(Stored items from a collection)
*****

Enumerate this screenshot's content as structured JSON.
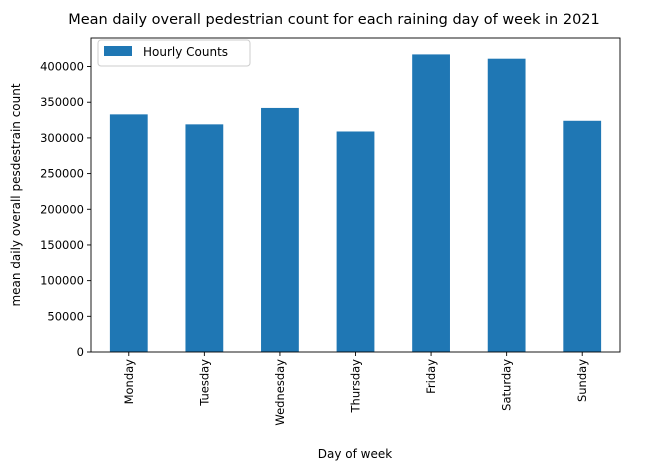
{
  "chart_data": {
    "type": "bar",
    "title": "Mean daily overall pedestrian count for each raining day of week in 2021",
    "xlabel": "Day of week",
    "ylabel": "mean daily overall pesdestrain count",
    "categories": [
      "Monday",
      "Tuesday",
      "Wednesday",
      "Thursday",
      "Friday",
      "Saturday",
      "Sunday"
    ],
    "series": [
      {
        "name": "Hourly Counts",
        "values": [
          333000,
          319000,
          342000,
          309000,
          417000,
          411000,
          324000
        ]
      }
    ],
    "ylim": [
      0,
      440000
    ],
    "yticks": [
      0,
      50000,
      100000,
      150000,
      200000,
      250000,
      300000,
      350000,
      400000
    ],
    "ytick_labels": [
      "0",
      "50000",
      "100000",
      "150000",
      "200000",
      "250000",
      "300000",
      "350000",
      "400000"
    ],
    "grid": false,
    "legend_position": "top-left",
    "bar_color": "#1f77b4"
  }
}
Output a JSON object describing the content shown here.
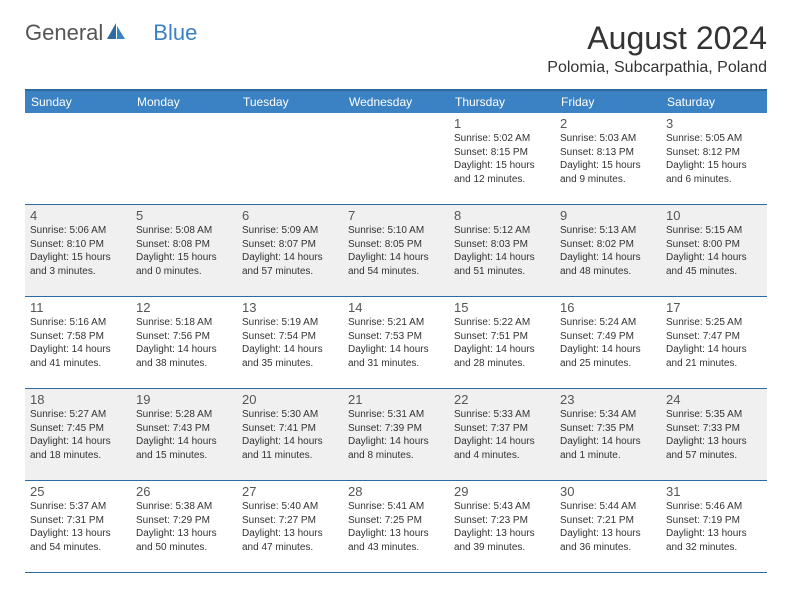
{
  "brand": {
    "part1": "General",
    "part2": "Blue"
  },
  "title": "August 2024",
  "location": "Polomia, Subcarpathia, Poland",
  "colors": {
    "header_bg": "#3b82c4",
    "header_text": "#ffffff",
    "border": "#2c6aa0",
    "alt_row": "#f0f0f0",
    "text": "#333333",
    "logo_blue": "#3b82c4",
    "logo_grey": "#555555"
  },
  "weekdays": [
    "Sunday",
    "Monday",
    "Tuesday",
    "Wednesday",
    "Thursday",
    "Friday",
    "Saturday"
  ],
  "weeks": [
    [
      null,
      null,
      null,
      null,
      {
        "n": "1",
        "sr": "Sunrise: 5:02 AM",
        "ss": "Sunset: 8:15 PM",
        "dl": "Daylight: 15 hours and 12 minutes."
      },
      {
        "n": "2",
        "sr": "Sunrise: 5:03 AM",
        "ss": "Sunset: 8:13 PM",
        "dl": "Daylight: 15 hours and 9 minutes."
      },
      {
        "n": "3",
        "sr": "Sunrise: 5:05 AM",
        "ss": "Sunset: 8:12 PM",
        "dl": "Daylight: 15 hours and 6 minutes."
      }
    ],
    [
      {
        "n": "4",
        "sr": "Sunrise: 5:06 AM",
        "ss": "Sunset: 8:10 PM",
        "dl": "Daylight: 15 hours and 3 minutes."
      },
      {
        "n": "5",
        "sr": "Sunrise: 5:08 AM",
        "ss": "Sunset: 8:08 PM",
        "dl": "Daylight: 15 hours and 0 minutes."
      },
      {
        "n": "6",
        "sr": "Sunrise: 5:09 AM",
        "ss": "Sunset: 8:07 PM",
        "dl": "Daylight: 14 hours and 57 minutes."
      },
      {
        "n": "7",
        "sr": "Sunrise: 5:10 AM",
        "ss": "Sunset: 8:05 PM",
        "dl": "Daylight: 14 hours and 54 minutes."
      },
      {
        "n": "8",
        "sr": "Sunrise: 5:12 AM",
        "ss": "Sunset: 8:03 PM",
        "dl": "Daylight: 14 hours and 51 minutes."
      },
      {
        "n": "9",
        "sr": "Sunrise: 5:13 AM",
        "ss": "Sunset: 8:02 PM",
        "dl": "Daylight: 14 hours and 48 minutes."
      },
      {
        "n": "10",
        "sr": "Sunrise: 5:15 AM",
        "ss": "Sunset: 8:00 PM",
        "dl": "Daylight: 14 hours and 45 minutes."
      }
    ],
    [
      {
        "n": "11",
        "sr": "Sunrise: 5:16 AM",
        "ss": "Sunset: 7:58 PM",
        "dl": "Daylight: 14 hours and 41 minutes."
      },
      {
        "n": "12",
        "sr": "Sunrise: 5:18 AM",
        "ss": "Sunset: 7:56 PM",
        "dl": "Daylight: 14 hours and 38 minutes."
      },
      {
        "n": "13",
        "sr": "Sunrise: 5:19 AM",
        "ss": "Sunset: 7:54 PM",
        "dl": "Daylight: 14 hours and 35 minutes."
      },
      {
        "n": "14",
        "sr": "Sunrise: 5:21 AM",
        "ss": "Sunset: 7:53 PM",
        "dl": "Daylight: 14 hours and 31 minutes."
      },
      {
        "n": "15",
        "sr": "Sunrise: 5:22 AM",
        "ss": "Sunset: 7:51 PM",
        "dl": "Daylight: 14 hours and 28 minutes."
      },
      {
        "n": "16",
        "sr": "Sunrise: 5:24 AM",
        "ss": "Sunset: 7:49 PM",
        "dl": "Daylight: 14 hours and 25 minutes."
      },
      {
        "n": "17",
        "sr": "Sunrise: 5:25 AM",
        "ss": "Sunset: 7:47 PM",
        "dl": "Daylight: 14 hours and 21 minutes."
      }
    ],
    [
      {
        "n": "18",
        "sr": "Sunrise: 5:27 AM",
        "ss": "Sunset: 7:45 PM",
        "dl": "Daylight: 14 hours and 18 minutes."
      },
      {
        "n": "19",
        "sr": "Sunrise: 5:28 AM",
        "ss": "Sunset: 7:43 PM",
        "dl": "Daylight: 14 hours and 15 minutes."
      },
      {
        "n": "20",
        "sr": "Sunrise: 5:30 AM",
        "ss": "Sunset: 7:41 PM",
        "dl": "Daylight: 14 hours and 11 minutes."
      },
      {
        "n": "21",
        "sr": "Sunrise: 5:31 AM",
        "ss": "Sunset: 7:39 PM",
        "dl": "Daylight: 14 hours and 8 minutes."
      },
      {
        "n": "22",
        "sr": "Sunrise: 5:33 AM",
        "ss": "Sunset: 7:37 PM",
        "dl": "Daylight: 14 hours and 4 minutes."
      },
      {
        "n": "23",
        "sr": "Sunrise: 5:34 AM",
        "ss": "Sunset: 7:35 PM",
        "dl": "Daylight: 14 hours and 1 minute."
      },
      {
        "n": "24",
        "sr": "Sunrise: 5:35 AM",
        "ss": "Sunset: 7:33 PM",
        "dl": "Daylight: 13 hours and 57 minutes."
      }
    ],
    [
      {
        "n": "25",
        "sr": "Sunrise: 5:37 AM",
        "ss": "Sunset: 7:31 PM",
        "dl": "Daylight: 13 hours and 54 minutes."
      },
      {
        "n": "26",
        "sr": "Sunrise: 5:38 AM",
        "ss": "Sunset: 7:29 PM",
        "dl": "Daylight: 13 hours and 50 minutes."
      },
      {
        "n": "27",
        "sr": "Sunrise: 5:40 AM",
        "ss": "Sunset: 7:27 PM",
        "dl": "Daylight: 13 hours and 47 minutes."
      },
      {
        "n": "28",
        "sr": "Sunrise: 5:41 AM",
        "ss": "Sunset: 7:25 PM",
        "dl": "Daylight: 13 hours and 43 minutes."
      },
      {
        "n": "29",
        "sr": "Sunrise: 5:43 AM",
        "ss": "Sunset: 7:23 PM",
        "dl": "Daylight: 13 hours and 39 minutes."
      },
      {
        "n": "30",
        "sr": "Sunrise: 5:44 AM",
        "ss": "Sunset: 7:21 PM",
        "dl": "Daylight: 13 hours and 36 minutes."
      },
      {
        "n": "31",
        "sr": "Sunrise: 5:46 AM",
        "ss": "Sunset: 7:19 PM",
        "dl": "Daylight: 13 hours and 32 minutes."
      }
    ]
  ]
}
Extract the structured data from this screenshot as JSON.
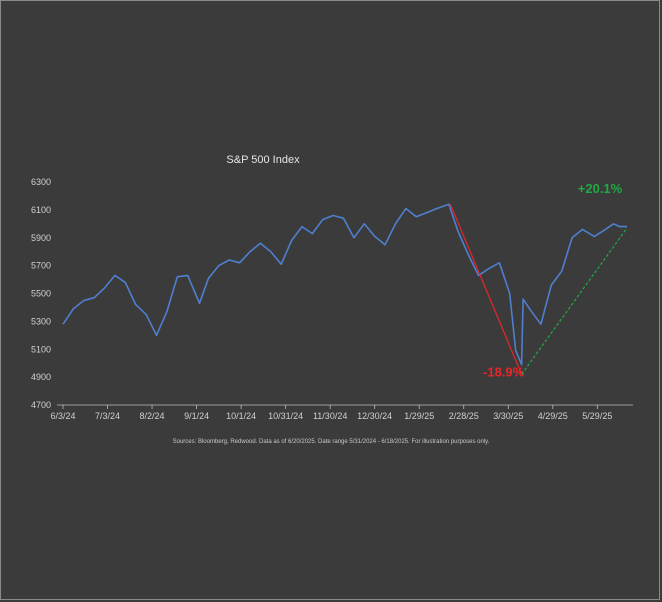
{
  "chart_data": {
    "type": "line",
    "title": "S&P 500 Index",
    "xlabel": "",
    "ylabel": "",
    "ylim": [
      4700,
      6300
    ],
    "yticks": [
      4700,
      4900,
      5100,
      5300,
      5500,
      5700,
      5900,
      6100,
      6300
    ],
    "xticks": [
      "6/3/24",
      "7/3/24",
      "8/2/24",
      "9/1/24",
      "10/1/24",
      "10/31/24",
      "11/30/24",
      "12/30/24",
      "1/29/25",
      "2/28/25",
      "3/30/25",
      "4/29/25",
      "5/29/25"
    ],
    "grid": false,
    "legend": "none",
    "series": [
      {
        "color": "#4f7fcf",
        "x": [
          "6/3/24",
          "6/10/24",
          "6/17/24",
          "6/24/24",
          "7/1/24",
          "7/8/24",
          "7/15/24",
          "7/22/24",
          "7/29/24",
          "8/5/24",
          "8/12/24",
          "8/19/24",
          "8/26/24",
          "9/3/24",
          "9/9/24",
          "9/16/24",
          "9/23/24",
          "9/30/24",
          "10/7/24",
          "10/14/24",
          "10/21/24",
          "10/28/24",
          "11/4/24",
          "11/11/24",
          "11/18/24",
          "11/25/24",
          "12/2/24",
          "12/9/24",
          "12/16/24",
          "12/23/24",
          "12/30/24",
          "1/6/25",
          "1/13/25",
          "1/20/25",
          "1/27/25",
          "2/3/25",
          "2/10/25",
          "2/18/25",
          "2/24/25",
          "3/3/25",
          "3/10/25",
          "3/17/25",
          "3/24/25",
          "3/31/25",
          "4/4/25",
          "4/8/25",
          "4/9/25",
          "4/14/25",
          "4/21/25",
          "4/28/25",
          "5/5/25",
          "5/12/25",
          "5/19/25",
          "5/27/25",
          "6/2/25",
          "6/9/25",
          "6/13/25",
          "6/18/25"
        ],
        "values": [
          5280,
          5390,
          5450,
          5470,
          5540,
          5630,
          5580,
          5420,
          5350,
          5200,
          5370,
          5620,
          5630,
          5430,
          5610,
          5700,
          5740,
          5720,
          5800,
          5860,
          5800,
          5710,
          5880,
          5980,
          5930,
          6030,
          6060,
          6040,
          5900,
          6000,
          5910,
          5850,
          6000,
          6110,
          6050,
          6080,
          6110,
          6140,
          5950,
          5780,
          5630,
          5680,
          5720,
          5500,
          5090,
          4990,
          5460,
          5380,
          5280,
          5560,
          5660,
          5900,
          5960,
          5910,
          5950,
          6000,
          5980,
          5980
        ]
      }
    ],
    "annotations": [
      {
        "label": "-18.9%",
        "color": "#e8262c",
        "from": [
          "2/19/25",
          6140
        ],
        "to": [
          "4/8/25",
          4920
        ]
      },
      {
        "label": "+20.1%",
        "color": "#21a845",
        "from": [
          "4/8/25",
          4920
        ],
        "to": [
          "6/18/25",
          5970
        ]
      }
    ]
  },
  "footnote": "Sources: Bloomberg, Redwood. Data as of 6/20/2025. Date range 5/31/2024 - 6/18/2025. For illustration purposes only."
}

*****

## [What is asked]
Gather up, from the records above, each line where the word "ylabel" appears.

## [Answer to the exercise]
    "ylabel": "mean daily overall pesdestrain count",
    "ylabel": "",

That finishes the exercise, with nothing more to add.